═════ INPUT FOR THIS TASK ═════

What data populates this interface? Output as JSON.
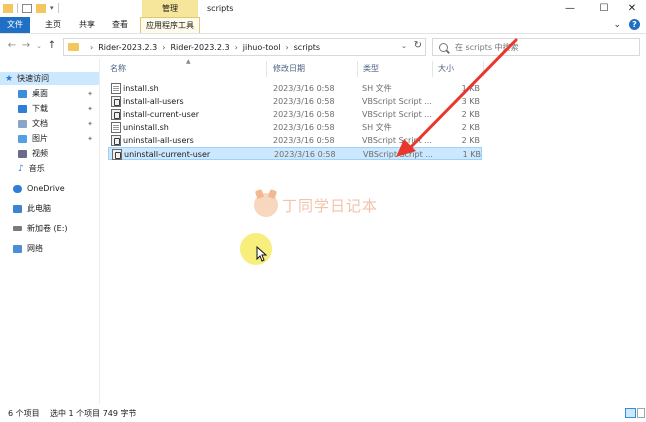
{
  "window": {
    "manage_tab": "管理",
    "title": "scripts",
    "minimize": "—",
    "maximize": "☐",
    "close": "✕"
  },
  "ribbon": {
    "file": "文件",
    "home": "主页",
    "share": "共享",
    "view": "查看",
    "app_tools": "应用程序工具",
    "expand": "⌄",
    "help": "?"
  },
  "nav": {
    "back": "←",
    "forward": "→",
    "recent": "⌄",
    "up": "↑",
    "breadcrumbs": [
      "Rider-2023.2.3",
      "Rider-2023.2.3",
      "jihuo-tool",
      "scripts"
    ],
    "search_placeholder": "在 scripts 中搜索"
  },
  "navpane": {
    "items": [
      {
        "label": "快速访问",
        "icon": "star-icon",
        "selected": true
      },
      {
        "label": "桌面",
        "icon": "desktop-icon",
        "pinned": true
      },
      {
        "label": "下载",
        "icon": "download-icon",
        "pinned": true
      },
      {
        "label": "文档",
        "icon": "documents-icon",
        "pinned": true
      },
      {
        "label": "图片",
        "icon": "pictures-icon",
        "pinned": true
      },
      {
        "label": "视频",
        "icon": "video-icon"
      },
      {
        "label": "音乐",
        "icon": "music-icon"
      },
      {
        "label": "OneDrive",
        "icon": "cloud-icon"
      },
      {
        "label": "此电脑",
        "icon": "computer-icon"
      },
      {
        "label": "新加卷 (E:)",
        "icon": "drive-icon"
      },
      {
        "label": "网络",
        "icon": "network-icon"
      }
    ]
  },
  "columns": {
    "name": "名称",
    "date": "修改日期",
    "type": "类型",
    "size": "大小"
  },
  "files": [
    {
      "name": "install.sh",
      "date": "2023/3/16 0:58",
      "type": "SH 文件",
      "size": "1 KB",
      "icon": "sh-file-icon"
    },
    {
      "name": "install-all-users",
      "date": "2023/3/16 0:58",
      "type": "VBScript Script ...",
      "size": "3 KB",
      "icon": "vbs-file-icon"
    },
    {
      "name": "install-current-user",
      "date": "2023/3/16 0:58",
      "type": "VBScript Script ...",
      "size": "2 KB",
      "icon": "vbs-file-icon"
    },
    {
      "name": "uninstall.sh",
      "date": "2023/3/16 0:58",
      "type": "SH 文件",
      "size": "2 KB",
      "icon": "sh-file-icon"
    },
    {
      "name": "uninstall-all-users",
      "date": "2023/3/16 0:58",
      "type": "VBScript Script ...",
      "size": "2 KB",
      "icon": "vbs-file-icon"
    },
    {
      "name": "uninstall-current-user",
      "date": "2023/3/16 0:58",
      "type": "VBScript Script ...",
      "size": "1 KB",
      "icon": "vbs-file-icon",
      "selected": true
    }
  ],
  "watermark": "丁同学日记本",
  "status": {
    "item_count": "6 个项目",
    "selection": "选中 1 个项目  749 字节"
  },
  "colors": {
    "accent": "#1f6fc4",
    "selection": "#cce8ff",
    "manage_tab": "#f6e69b",
    "annotation_arrow": "#e8372c",
    "cursor_highlight": "#f6e850"
  }
}
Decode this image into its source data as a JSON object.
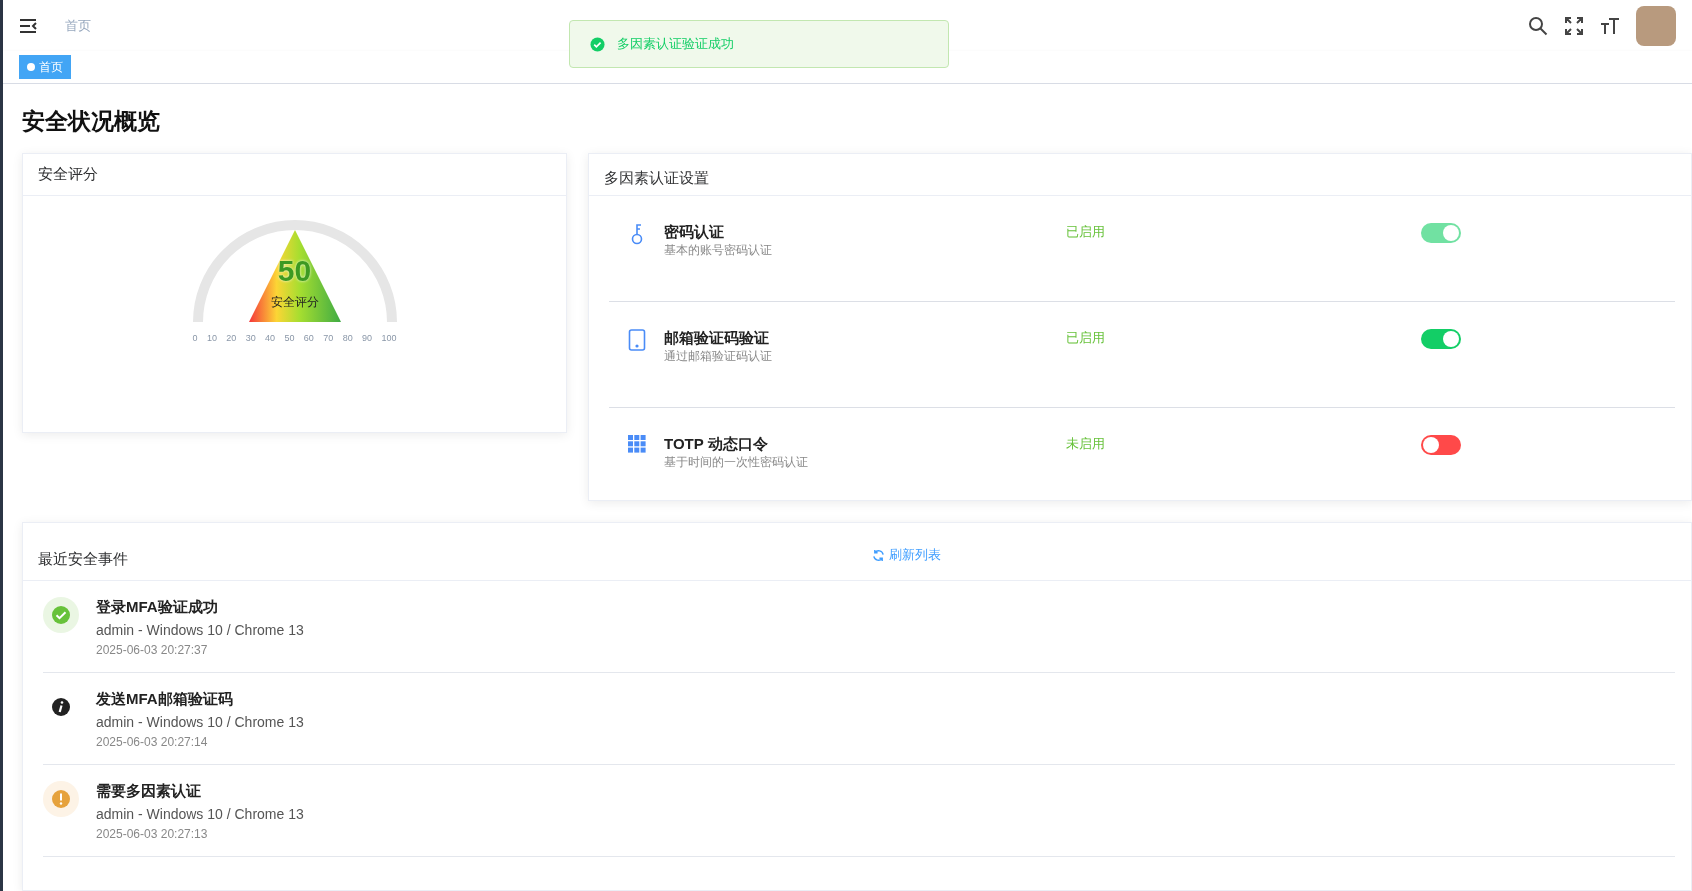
{
  "header": {
    "breadcrumb": "首页"
  },
  "toast": {
    "kind": "success",
    "text": "多因素认证验证成功"
  },
  "tags": [
    {
      "label": "首页",
      "selected": true
    }
  ],
  "page_title": "安全状况概览",
  "score_card": {
    "title": "安全评分",
    "score": "50",
    "label": "安全评分",
    "ticks": [
      "0",
      "10",
      "20",
      "30",
      "40",
      "50",
      "60",
      "70",
      "80",
      "90",
      "100"
    ]
  },
  "mfa_card": {
    "title": "多因素认证设置",
    "methods": [
      {
        "kind": "password",
        "name": "密码认证",
        "description": "基本的账号密码认证",
        "status": "已启用",
        "on": true,
        "disabled": true
      },
      {
        "kind": "email",
        "name": "邮箱验证码验证",
        "description": "通过邮箱验证码认证",
        "status": "已启用",
        "on": true,
        "disabled": false
      },
      {
        "kind": "totp",
        "name": "TOTP 动态口令",
        "description": "基于时间的一次性密码认证",
        "status": "未启用",
        "on": false,
        "disabled": false
      }
    ]
  },
  "events_card": {
    "title": "最近安全事件",
    "refresh": "刷新列表",
    "events": [
      {
        "kind": "success",
        "title": "登录MFA验证成功",
        "detail": "admin - Windows 10 / Chrome 13",
        "time": "2025-06-03 20:27:37"
      },
      {
        "kind": "info",
        "title": "发送MFA邮箱验证码",
        "detail": "admin - Windows 10 / Chrome 13",
        "time": "2025-06-03 20:27:14"
      },
      {
        "kind": "warning",
        "title": "需要多因素认证",
        "detail": "admin - Windows 10 / Chrome 13",
        "time": "2025-06-03 20:27:13"
      }
    ]
  }
}
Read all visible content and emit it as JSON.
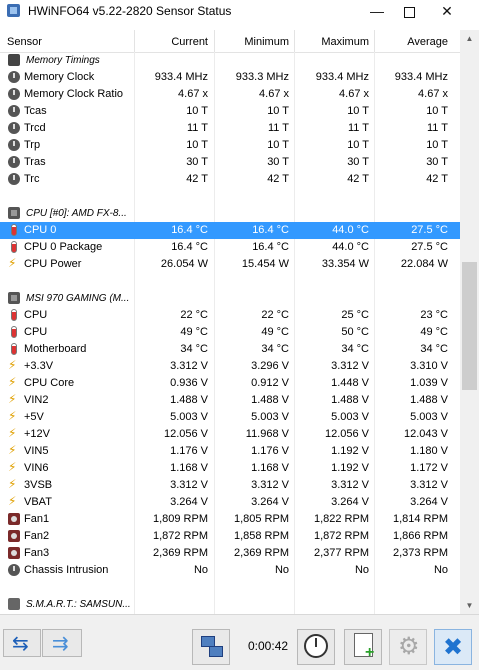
{
  "window": {
    "title": "HWiNFO64 v5.22-2820 Sensor Status",
    "minimize_icon": "minimize-icon",
    "maximize_icon": "maximize-icon",
    "close_icon": "close-icon"
  },
  "columns": [
    "Sensor",
    "Current",
    "Minimum",
    "Maximum",
    "Average"
  ],
  "rows": [
    {
      "type": "group",
      "icon": "memory-icon",
      "label": "Memory Timings"
    },
    {
      "type": "item",
      "icon": "clock-icon",
      "label": "Memory Clock",
      "current": "933.4 MHz",
      "min": "933.3 MHz",
      "max": "933.4 MHz",
      "avg": "933.4 MHz"
    },
    {
      "type": "item",
      "icon": "clock-icon",
      "label": "Memory Clock Ratio",
      "current": "4.67 x",
      "min": "4.67 x",
      "max": "4.67 x",
      "avg": "4.67 x"
    },
    {
      "type": "item",
      "icon": "clock-icon",
      "label": "Tcas",
      "current": "10 T",
      "min": "10 T",
      "max": "10 T",
      "avg": "10 T"
    },
    {
      "type": "item",
      "icon": "clock-icon",
      "label": "Trcd",
      "current": "11 T",
      "min": "11 T",
      "max": "11 T",
      "avg": "11 T"
    },
    {
      "type": "item",
      "icon": "clock-icon",
      "label": "Trp",
      "current": "10 T",
      "min": "10 T",
      "max": "10 T",
      "avg": "10 T"
    },
    {
      "type": "item",
      "icon": "clock-icon",
      "label": "Tras",
      "current": "30 T",
      "min": "30 T",
      "max": "30 T",
      "avg": "30 T"
    },
    {
      "type": "item",
      "icon": "clock-icon",
      "label": "Trc",
      "current": "42 T",
      "min": "42 T",
      "max": "42 T",
      "avg": "42 T"
    },
    {
      "type": "blank"
    },
    {
      "type": "group",
      "icon": "chip-icon",
      "label": "CPU [#0]: AMD FX-8..."
    },
    {
      "type": "item",
      "icon": "thermometer-icon",
      "label": "CPU 0",
      "current": "16.4 °C",
      "min": "16.4 °C",
      "max": "44.0 °C",
      "avg": "27.5 °C",
      "selected": true
    },
    {
      "type": "item",
      "icon": "thermometer-icon",
      "label": "CPU 0 Package",
      "current": "16.4 °C",
      "min": "16.4 °C",
      "max": "44.0 °C",
      "avg": "27.5 °C"
    },
    {
      "type": "item",
      "icon": "lightning-icon",
      "label": "CPU Power",
      "current": "26.054 W",
      "min": "15.454 W",
      "max": "33.354 W",
      "avg": "22.084 W"
    },
    {
      "type": "blank"
    },
    {
      "type": "group",
      "icon": "chip-icon",
      "label": "MSI 970 GAMING (M..."
    },
    {
      "type": "item",
      "icon": "thermometer-icon",
      "label": "CPU",
      "current": "22 °C",
      "min": "22 °C",
      "max": "25 °C",
      "avg": "23 °C"
    },
    {
      "type": "item",
      "icon": "thermometer-icon",
      "label": "CPU",
      "current": "49 °C",
      "min": "49 °C",
      "max": "50 °C",
      "avg": "49 °C"
    },
    {
      "type": "item",
      "icon": "thermometer-icon",
      "label": "Motherboard",
      "current": "34 °C",
      "min": "34 °C",
      "max": "34 °C",
      "avg": "34 °C"
    },
    {
      "type": "item",
      "icon": "lightning-icon",
      "label": "+3.3V",
      "current": "3.312 V",
      "min": "3.296 V",
      "max": "3.312 V",
      "avg": "3.310 V"
    },
    {
      "type": "item",
      "icon": "lightning-icon",
      "label": "CPU Core",
      "current": "0.936 V",
      "min": "0.912 V",
      "max": "1.448 V",
      "avg": "1.039 V"
    },
    {
      "type": "item",
      "icon": "lightning-icon",
      "label": "VIN2",
      "current": "1.488 V",
      "min": "1.488 V",
      "max": "1.488 V",
      "avg": "1.488 V"
    },
    {
      "type": "item",
      "icon": "lightning-icon",
      "label": "+5V",
      "current": "5.003 V",
      "min": "5.003 V",
      "max": "5.003 V",
      "avg": "5.003 V"
    },
    {
      "type": "item",
      "icon": "lightning-icon",
      "label": "+12V",
      "current": "12.056 V",
      "min": "11.968 V",
      "max": "12.056 V",
      "avg": "12.043 V"
    },
    {
      "type": "item",
      "icon": "lightning-icon",
      "label": "VIN5",
      "current": "1.176 V",
      "min": "1.176 V",
      "max": "1.192 V",
      "avg": "1.180 V"
    },
    {
      "type": "item",
      "icon": "lightning-icon",
      "label": "VIN6",
      "current": "1.168 V",
      "min": "1.168 V",
      "max": "1.192 V",
      "avg": "1.172 V"
    },
    {
      "type": "item",
      "icon": "lightning-icon",
      "label": "3VSB",
      "current": "3.312 V",
      "min": "3.312 V",
      "max": "3.312 V",
      "avg": "3.312 V"
    },
    {
      "type": "item",
      "icon": "lightning-icon",
      "label": "VBAT",
      "current": "3.264 V",
      "min": "3.264 V",
      "max": "3.264 V",
      "avg": "3.264 V"
    },
    {
      "type": "item",
      "icon": "fan-icon",
      "label": "Fan1",
      "current": "1,809 RPM",
      "min": "1,805 RPM",
      "max": "1,822 RPM",
      "avg": "1,814 RPM"
    },
    {
      "type": "item",
      "icon": "fan-icon",
      "label": "Fan2",
      "current": "1,872 RPM",
      "min": "1,858 RPM",
      "max": "1,872 RPM",
      "avg": "1,866 RPM"
    },
    {
      "type": "item",
      "icon": "fan-icon",
      "label": "Fan3",
      "current": "2,369 RPM",
      "min": "2,369 RPM",
      "max": "2,377 RPM",
      "avg": "2,373 RPM"
    },
    {
      "type": "item",
      "icon": "clock-icon",
      "label": "Chassis Intrusion",
      "current": "No",
      "min": "No",
      "max": "No",
      "avg": "No"
    },
    {
      "type": "blank"
    },
    {
      "type": "group",
      "icon": "drive-icon",
      "label": "S.M.A.R.T.: SAMSUN..."
    }
  ],
  "toolbar": {
    "elapsed_time": "0:00:42",
    "nav_left_icon": "arrows-left-right-icon",
    "nav_right_icon": "arrows-collapse-icon",
    "network_icon": "network-icon",
    "clock_icon": "clock-icon",
    "report_icon": "add-report-icon",
    "settings_icon": "gear-icon",
    "close_icon": "close-icon"
  }
}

═════

__BRIEF__: Leave out every line without the string "JSON" and copy the rest.

__RESPONSE TO THE TASK__:
What data populates this interface? Output as JSON.
Decode this image into its source data as a JSON object.
Read all visible content and emit it as JSON.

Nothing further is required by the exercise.